EXTRACTED DATA.

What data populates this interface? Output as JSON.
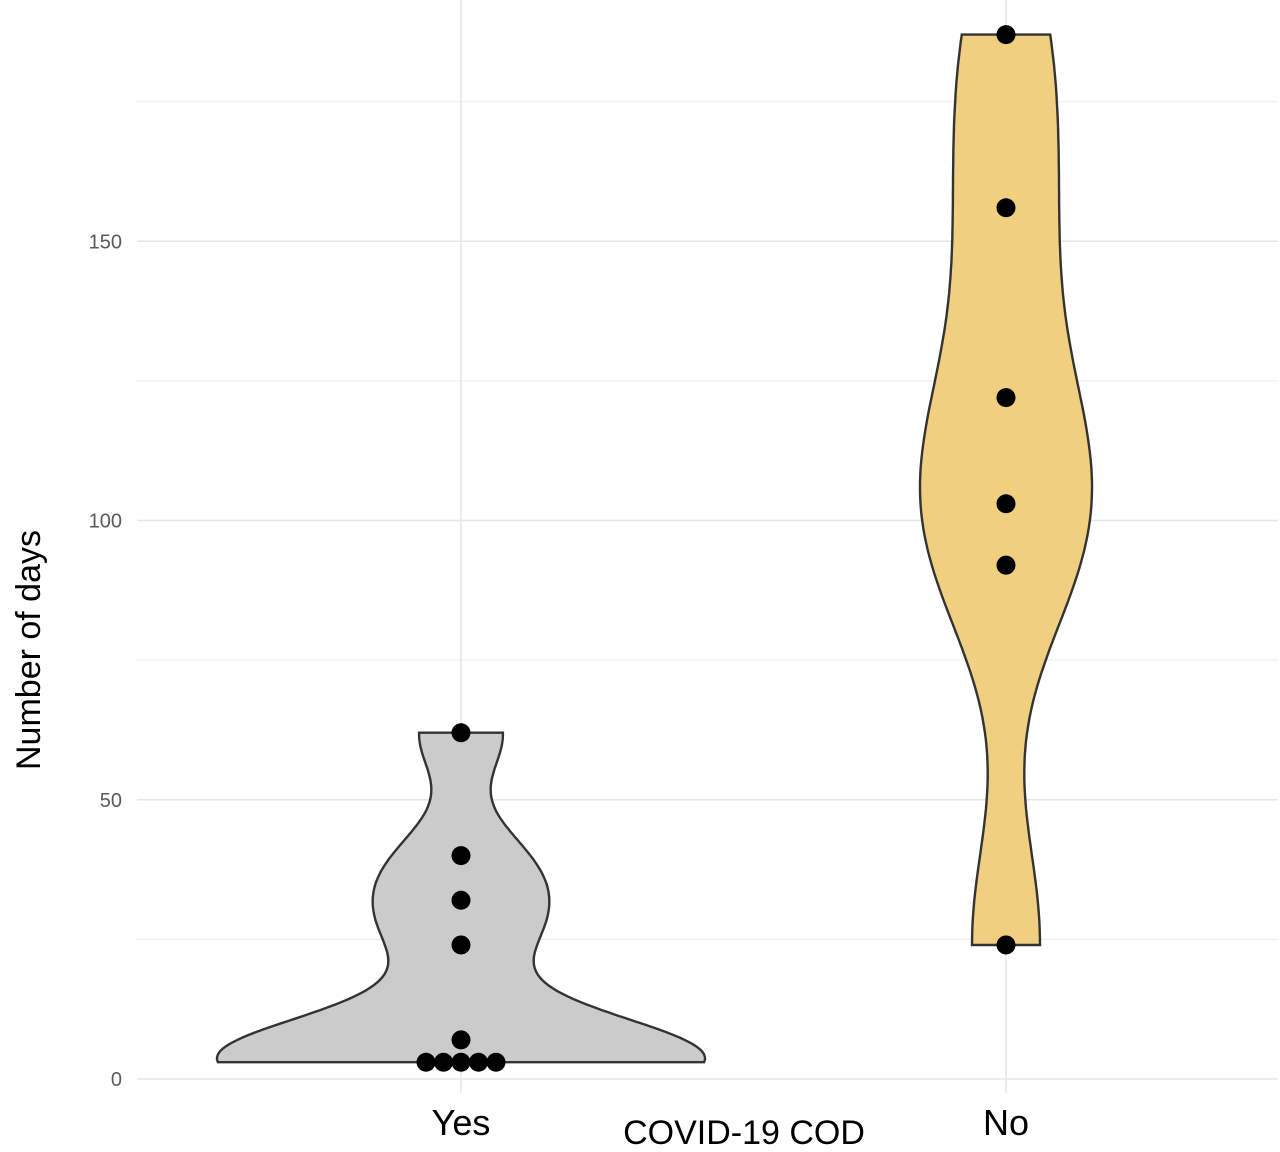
{
  "chart_data": {
    "type": "violin",
    "title": "",
    "xlabel": "COVID-19 COD",
    "ylabel": "Number of days",
    "ylim": [
      0,
      190
    ],
    "y_ticks": [
      0,
      50,
      100,
      150
    ],
    "y_tick_labels": [
      "0",
      "50",
      "100",
      "150"
    ],
    "grid": true,
    "legend": "none",
    "categories": [
      "Yes",
      "No"
    ],
    "series": [
      {
        "category": "Yes",
        "fill_color": "#cbcbcb",
        "points": [
          62,
          40,
          32,
          24,
          7,
          3,
          3,
          3,
          3,
          3
        ]
      },
      {
        "category": "No",
        "fill_color": "#f0cf80",
        "points": [
          187,
          156,
          122,
          103,
          92,
          24
        ]
      }
    ]
  }
}
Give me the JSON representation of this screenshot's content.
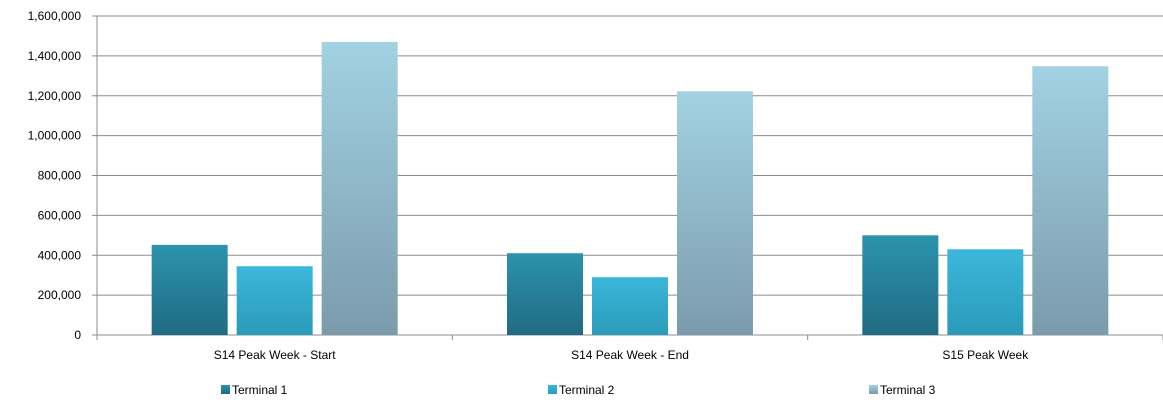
{
  "chart_data": {
    "type": "bar",
    "title": "",
    "xlabel": "",
    "ylabel": "",
    "categories": [
      "S14 Peak Week - Start",
      "S14 Peak Week - End",
      "S15 Peak Week"
    ],
    "series": [
      {
        "name": "Terminal 1",
        "values": [
          452000,
          410000,
          500000
        ],
        "color_top": "#2c93ad",
        "color_bottom": "#206b83"
      },
      {
        "name": "Terminal 2",
        "values": [
          345000,
          290000,
          430000
        ],
        "color_top": "#3cb7db",
        "color_bottom": "#2a9bb9"
      },
      {
        "name": "Terminal 3",
        "values": [
          1470000,
          1222000,
          1348000
        ],
        "color_top": "#a2d2e3",
        "color_bottom": "#7b9bac"
      }
    ],
    "ylim": [
      0,
      1600000
    ],
    "yticks": [
      0,
      200000,
      400000,
      600000,
      800000,
      1000000,
      1200000,
      1400000,
      1600000
    ],
    "ytick_labels": [
      "0",
      "200,000",
      "400,000",
      "600,000",
      "800,000",
      "1,000,000",
      "1,200,000",
      "1,400,000",
      "1,600,000"
    ],
    "grid": true,
    "legend_position": "bottom"
  }
}
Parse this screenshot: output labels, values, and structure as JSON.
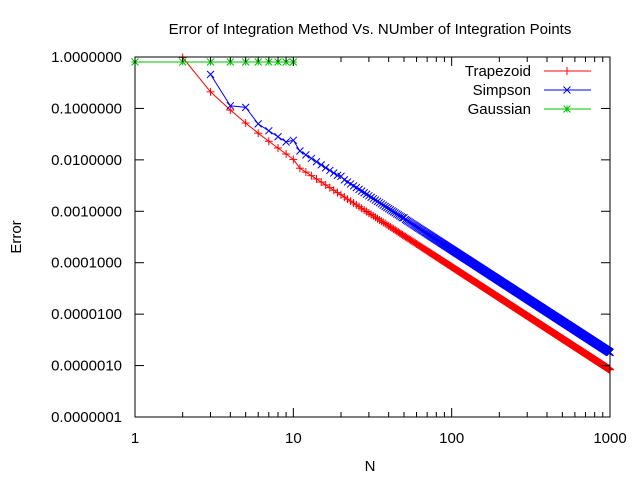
{
  "chart_data": {
    "type": "line",
    "title": "Error of Integration Method Vs. NUmber of Integration Points",
    "xlabel": "N",
    "ylabel": "Error",
    "xscale": "log",
    "yscale": "log",
    "xlim": [
      1,
      1000
    ],
    "ylim": [
      1e-07,
      1
    ],
    "x_ticks": [
      1,
      10,
      100,
      1000
    ],
    "x_tick_labels": [
      "1",
      "10",
      "100",
      "1000"
    ],
    "y_ticks": [
      1,
      0.1,
      0.01,
      0.001,
      0.0001,
      1e-05,
      1e-06,
      1e-07
    ],
    "y_tick_labels": [
      "1.0000000",
      "0.1000000",
      "0.0100000",
      "0.0010000",
      "0.0001000",
      "0.0000100",
      "0.0000010",
      "0.0000001"
    ],
    "grid": false,
    "legend": "top-right",
    "series": [
      {
        "name": "Trapezoid",
        "color": "#ff0000",
        "marker": "plus",
        "n_range": [
          2,
          1000
        ],
        "model": {
          "coefficient": 0.833,
          "exponent": -2
        },
        "points": [
          [
            2,
            0.98
          ],
          [
            3,
            0.21
          ],
          [
            4,
            0.093
          ],
          [
            5,
            0.052
          ],
          [
            6,
            0.033
          ],
          [
            7,
            0.023
          ],
          [
            8,
            0.017
          ],
          [
            9,
            0.013
          ],
          [
            10,
            0.0102
          ],
          [
            20,
            0.0021
          ],
          [
            50,
            0.00033
          ],
          [
            100,
            8.3e-05
          ],
          [
            200,
            2.08e-05
          ],
          [
            500,
            3.3e-06
          ],
          [
            1000,
            8.3e-07
          ]
        ]
      },
      {
        "name": "Simpson",
        "color": "#0000ff",
        "marker": "cross",
        "n_range": [
          3,
          1000
        ],
        "model": {
          "coefficient": 1.8,
          "exponent": -2
        },
        "points": [
          [
            3,
            0.46
          ],
          [
            5,
            0.105
          ],
          [
            10,
            0.024
          ],
          [
            20,
            0.0048
          ],
          [
            50,
            0.00075
          ],
          [
            100,
            0.00018
          ],
          [
            200,
            4.5e-05
          ],
          [
            500,
            7.2e-06
          ],
          [
            1000,
            1.8e-06
          ]
        ]
      },
      {
        "name": "Gaussian",
        "color": "#00c000",
        "marker": "star",
        "n_range": [
          1,
          10
        ],
        "points": [
          [
            1,
            0.8
          ],
          [
            2,
            0.8
          ],
          [
            3,
            0.8
          ],
          [
            4,
            0.8
          ],
          [
            5,
            0.8
          ],
          [
            6,
            0.8
          ],
          [
            7,
            0.8
          ],
          [
            8,
            0.8
          ],
          [
            9,
            0.8
          ],
          [
            10,
            0.8
          ]
        ]
      }
    ]
  }
}
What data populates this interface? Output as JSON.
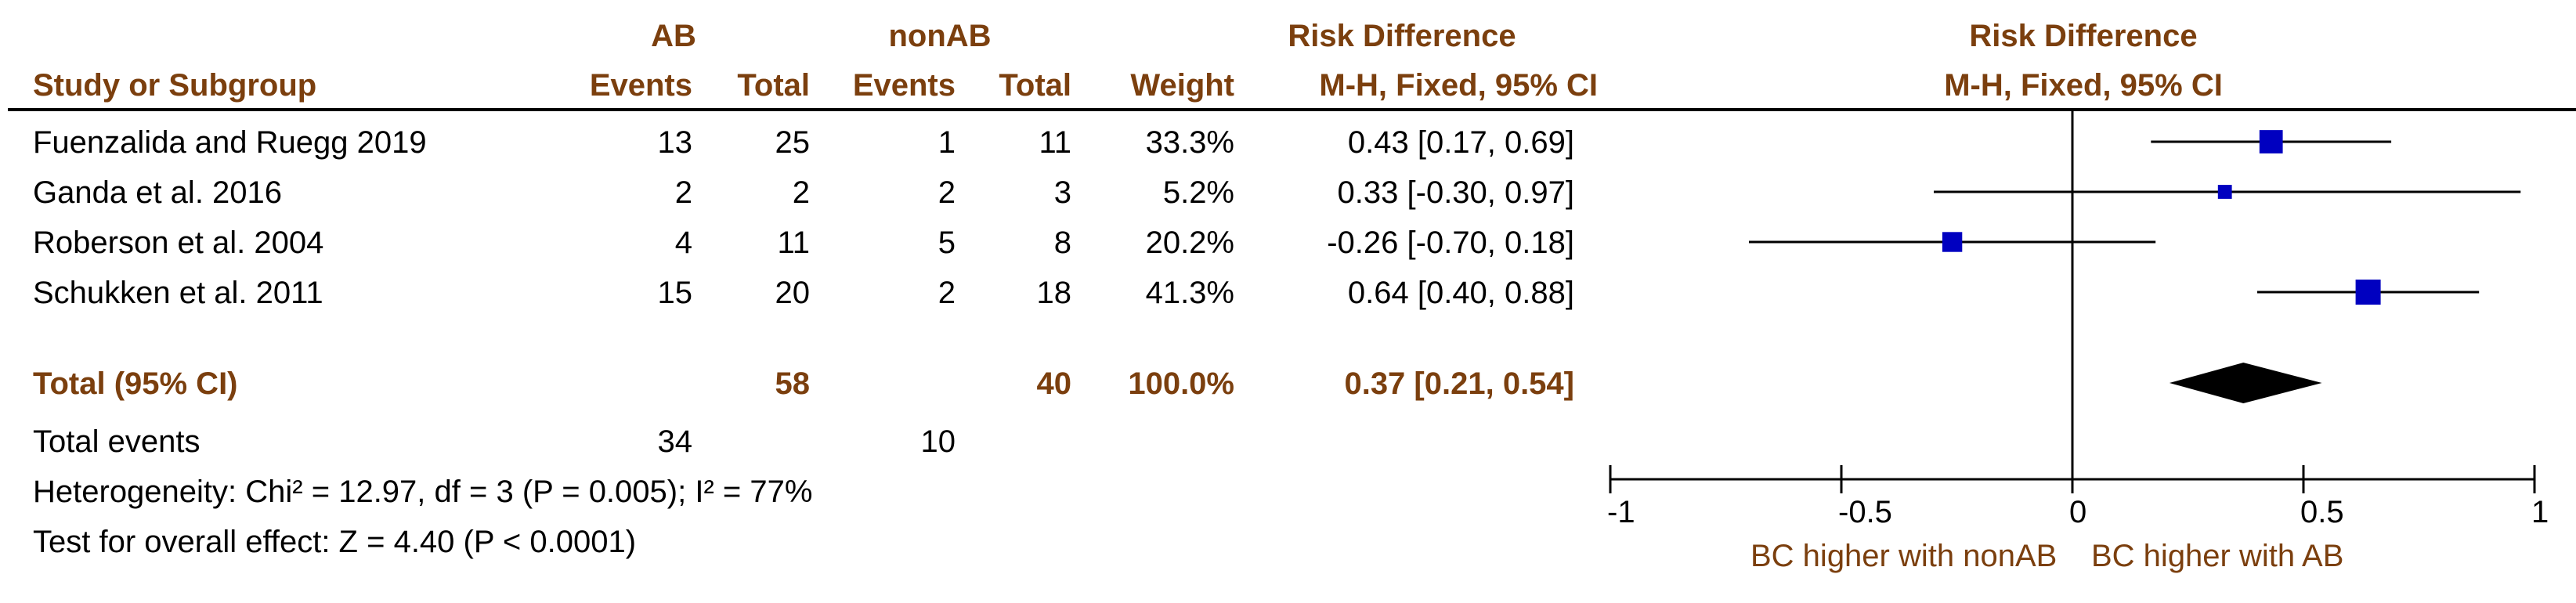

WHAT IS BEING ASKED. Search the data for "Peak". Copy every line that has it.

SOLUTION FOR THIS PROBLEM.
      "S14 Peak Week - Start",
      "S14 Peak Week - End",
      "S15 Peak Week"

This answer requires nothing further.